[Begin RECORDS FOR THE EXERCISE]
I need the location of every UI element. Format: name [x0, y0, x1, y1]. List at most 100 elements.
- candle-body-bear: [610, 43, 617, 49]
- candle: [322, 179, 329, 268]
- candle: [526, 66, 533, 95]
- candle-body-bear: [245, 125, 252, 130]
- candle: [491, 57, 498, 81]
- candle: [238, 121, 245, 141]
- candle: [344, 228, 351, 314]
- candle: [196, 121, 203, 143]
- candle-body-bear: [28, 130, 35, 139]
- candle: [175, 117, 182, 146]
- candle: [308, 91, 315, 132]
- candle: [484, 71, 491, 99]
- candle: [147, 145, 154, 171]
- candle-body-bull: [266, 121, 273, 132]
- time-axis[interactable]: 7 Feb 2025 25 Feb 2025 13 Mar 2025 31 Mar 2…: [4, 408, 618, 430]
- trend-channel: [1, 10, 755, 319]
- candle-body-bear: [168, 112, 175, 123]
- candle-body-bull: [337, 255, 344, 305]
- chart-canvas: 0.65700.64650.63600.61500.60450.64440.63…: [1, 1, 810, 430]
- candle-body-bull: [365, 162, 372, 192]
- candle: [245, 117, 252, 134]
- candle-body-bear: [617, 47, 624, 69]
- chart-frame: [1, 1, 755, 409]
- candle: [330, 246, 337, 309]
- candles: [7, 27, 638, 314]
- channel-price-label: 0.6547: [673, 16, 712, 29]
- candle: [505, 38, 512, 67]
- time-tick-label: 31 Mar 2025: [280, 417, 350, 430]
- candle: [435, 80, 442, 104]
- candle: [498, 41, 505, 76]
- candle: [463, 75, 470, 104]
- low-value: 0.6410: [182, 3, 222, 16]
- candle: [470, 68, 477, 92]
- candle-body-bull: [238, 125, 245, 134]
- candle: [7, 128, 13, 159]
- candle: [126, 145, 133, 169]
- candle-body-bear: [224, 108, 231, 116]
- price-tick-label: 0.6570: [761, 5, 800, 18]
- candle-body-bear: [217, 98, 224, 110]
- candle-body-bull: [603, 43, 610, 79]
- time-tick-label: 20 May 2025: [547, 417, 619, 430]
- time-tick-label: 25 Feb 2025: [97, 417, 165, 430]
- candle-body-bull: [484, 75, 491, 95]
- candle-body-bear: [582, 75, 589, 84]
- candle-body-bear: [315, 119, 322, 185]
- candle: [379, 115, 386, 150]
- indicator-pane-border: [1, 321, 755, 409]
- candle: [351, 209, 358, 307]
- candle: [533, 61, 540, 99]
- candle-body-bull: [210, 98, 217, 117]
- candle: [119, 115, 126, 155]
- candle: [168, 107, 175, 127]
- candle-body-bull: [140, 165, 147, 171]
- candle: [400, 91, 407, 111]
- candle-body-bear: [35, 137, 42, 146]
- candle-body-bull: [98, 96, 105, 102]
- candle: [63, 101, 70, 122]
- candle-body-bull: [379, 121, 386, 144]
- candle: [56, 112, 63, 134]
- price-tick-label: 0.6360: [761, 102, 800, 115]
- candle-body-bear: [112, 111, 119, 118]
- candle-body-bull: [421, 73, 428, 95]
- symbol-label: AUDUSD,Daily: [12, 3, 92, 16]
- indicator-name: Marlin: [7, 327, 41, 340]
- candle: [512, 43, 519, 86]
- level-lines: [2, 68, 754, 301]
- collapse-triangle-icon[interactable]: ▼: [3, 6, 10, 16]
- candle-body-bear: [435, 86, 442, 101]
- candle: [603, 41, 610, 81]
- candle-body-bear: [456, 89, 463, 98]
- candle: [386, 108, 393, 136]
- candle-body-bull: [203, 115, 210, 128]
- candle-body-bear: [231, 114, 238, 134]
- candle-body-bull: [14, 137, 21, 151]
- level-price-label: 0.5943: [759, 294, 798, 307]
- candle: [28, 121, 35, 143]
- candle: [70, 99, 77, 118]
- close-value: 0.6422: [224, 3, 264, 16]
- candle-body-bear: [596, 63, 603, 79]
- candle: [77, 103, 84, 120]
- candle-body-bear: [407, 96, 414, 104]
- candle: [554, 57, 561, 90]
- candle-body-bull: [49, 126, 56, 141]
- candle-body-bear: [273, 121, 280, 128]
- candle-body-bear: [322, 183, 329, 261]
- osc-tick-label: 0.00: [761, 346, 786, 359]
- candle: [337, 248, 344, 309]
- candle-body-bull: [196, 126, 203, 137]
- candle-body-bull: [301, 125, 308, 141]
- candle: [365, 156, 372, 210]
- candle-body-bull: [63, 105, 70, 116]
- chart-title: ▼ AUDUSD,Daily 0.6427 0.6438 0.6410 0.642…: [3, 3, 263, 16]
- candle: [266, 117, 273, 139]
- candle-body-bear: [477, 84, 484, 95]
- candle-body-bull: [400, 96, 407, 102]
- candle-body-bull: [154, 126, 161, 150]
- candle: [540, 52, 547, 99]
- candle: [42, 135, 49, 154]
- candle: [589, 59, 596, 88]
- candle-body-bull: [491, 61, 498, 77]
[End RECORDS FOR THE EXERCISE]
## EXERCISE INSTRUCTIONS
Can you copy every line of the records above word for word, without changing anything?

## OUTPUT OF THE EXERCISE
I need the location of every UI element. Format: name [x0, y0, x1, y1]. List at most 100 elements.
- candle-body-bear: [610, 43, 617, 49]
- candle: [322, 179, 329, 268]
- candle: [526, 66, 533, 95]
- candle-body-bear: [245, 125, 252, 130]
- candle: [491, 57, 498, 81]
- candle: [238, 121, 245, 141]
- candle: [344, 228, 351, 314]
- candle: [196, 121, 203, 143]
- candle-body-bear: [28, 130, 35, 139]
- candle: [175, 117, 182, 146]
- candle: [308, 91, 315, 132]
- candle: [484, 71, 491, 99]
- candle: [147, 145, 154, 171]
- candle-body-bull: [266, 121, 273, 132]
- time-axis[interactable]: 7 Feb 2025 25 Feb 2025 13 Mar 2025 31 Mar 2…: [4, 408, 618, 430]
- trend-channel: [1, 10, 755, 319]
- candle-body-bear: [168, 112, 175, 123]
- candle-body-bull: [337, 255, 344, 305]
- chart-canvas: 0.65700.64650.63600.61500.60450.64440.63…: [1, 1, 810, 430]
- candle-body-bull: [365, 162, 372, 192]
- candle: [245, 117, 252, 134]
- candle-body-bear: [617, 47, 624, 69]
- chart-frame: [1, 1, 755, 409]
- candle: [330, 246, 337, 309]
- candles: [7, 27, 638, 314]
- channel-price-label: 0.6547: [673, 16, 712, 29]
- candle: [505, 38, 512, 67]
- time-tick-label: 31 Mar 2025: [280, 417, 350, 430]
- candle: [435, 80, 442, 104]
- candle: [498, 41, 505, 76]
- candle: [463, 75, 470, 104]
- low-value: 0.6410: [182, 3, 222, 16]
- candle: [470, 68, 477, 92]
- candle-body-bull: [238, 125, 245, 134]
- candle: [7, 128, 13, 159]
- candle: [126, 145, 133, 169]
- candle-body-bear: [224, 108, 231, 116]
- price-tick-label: 0.6570: [761, 5, 800, 18]
- candle-body-bear: [217, 98, 224, 110]
- candle-body-bull: [603, 43, 610, 79]
- time-tick-label: 20 May 2025: [547, 417, 619, 430]
- time-tick-label: 25 Feb 2025: [97, 417, 165, 430]
- candle-body-bull: [484, 75, 491, 95]
- candle-body-bear: [582, 75, 589, 84]
- candle-body-bear: [315, 119, 322, 185]
- candle: [379, 115, 386, 150]
- indicator-pane-border: [1, 321, 755, 409]
- candle: [351, 209, 358, 307]
- candle: [533, 61, 540, 99]
- candle-body-bull: [210, 98, 217, 117]
- candle: [119, 115, 126, 155]
- candle: [168, 107, 175, 127]
- candle-body-bull: [140, 165, 147, 171]
- candle: [400, 91, 407, 111]
- candle-body-bear: [35, 137, 42, 146]
- candle-body-bull: [98, 96, 105, 102]
- candle: [63, 101, 70, 122]
- candle-body-bull: [379, 121, 386, 144]
- candle: [56, 112, 63, 134]
- price-tick-label: 0.6360: [761, 102, 800, 115]
- candle-body-bear: [112, 111, 119, 118]
- candle-body-bull: [421, 73, 428, 95]
- symbol-label: AUDUSD,Daily: [12, 3, 92, 16]
- indicator-name: Marlin: [7, 327, 41, 340]
- candle: [512, 43, 519, 86]
- level-lines: [2, 68, 754, 301]
- collapse-triangle-icon[interactable]: ▼: [3, 6, 10, 16]
- candle-body-bear: [435, 86, 442, 101]
- candle: [603, 41, 610, 81]
- candle-body-bear: [456, 89, 463, 98]
- candle: [386, 108, 393, 136]
- candle-body-bull: [203, 115, 210, 128]
- candle-body-bear: [231, 114, 238, 134]
- candle-body-bull: [14, 137, 21, 151]
- level-price-label: 0.5943: [759, 294, 798, 307]
- candle: [28, 121, 35, 143]
- candle: [70, 99, 77, 118]
- close-value: 0.6422: [224, 3, 264, 16]
- candle-body-bear: [596, 63, 603, 79]
- candle: [77, 103, 84, 120]
- candle-body-bear: [407, 96, 414, 104]
- candle: [554, 57, 561, 90]
- candle-body-bull: [49, 126, 56, 141]
- candle-body-bear: [273, 121, 280, 128]
- candle-body-bear: [322, 183, 329, 261]
- osc-tick-label: 0.00: [761, 346, 786, 359]
- candle: [337, 248, 344, 309]
- candle-body-bull: [196, 126, 203, 137]
- candle-body-bull: [301, 125, 308, 141]
- candle: [365, 156, 372, 210]
- candle-body-bull: [63, 105, 70, 116]
- chart-title: ▼ AUDUSD,Daily 0.6427 0.6438 0.6410 0.642…: [3, 3, 263, 16]
- candle: [266, 117, 273, 139]
- candle-body-bear: [477, 84, 484, 95]
- candle-body-bull: [400, 96, 407, 102]
- candle-body-bull: [154, 126, 161, 150]
- candle: [540, 52, 547, 99]
- candle: [42, 135, 49, 154]
- candle: [589, 59, 596, 88]
- candle-body-bull: [491, 61, 498, 77]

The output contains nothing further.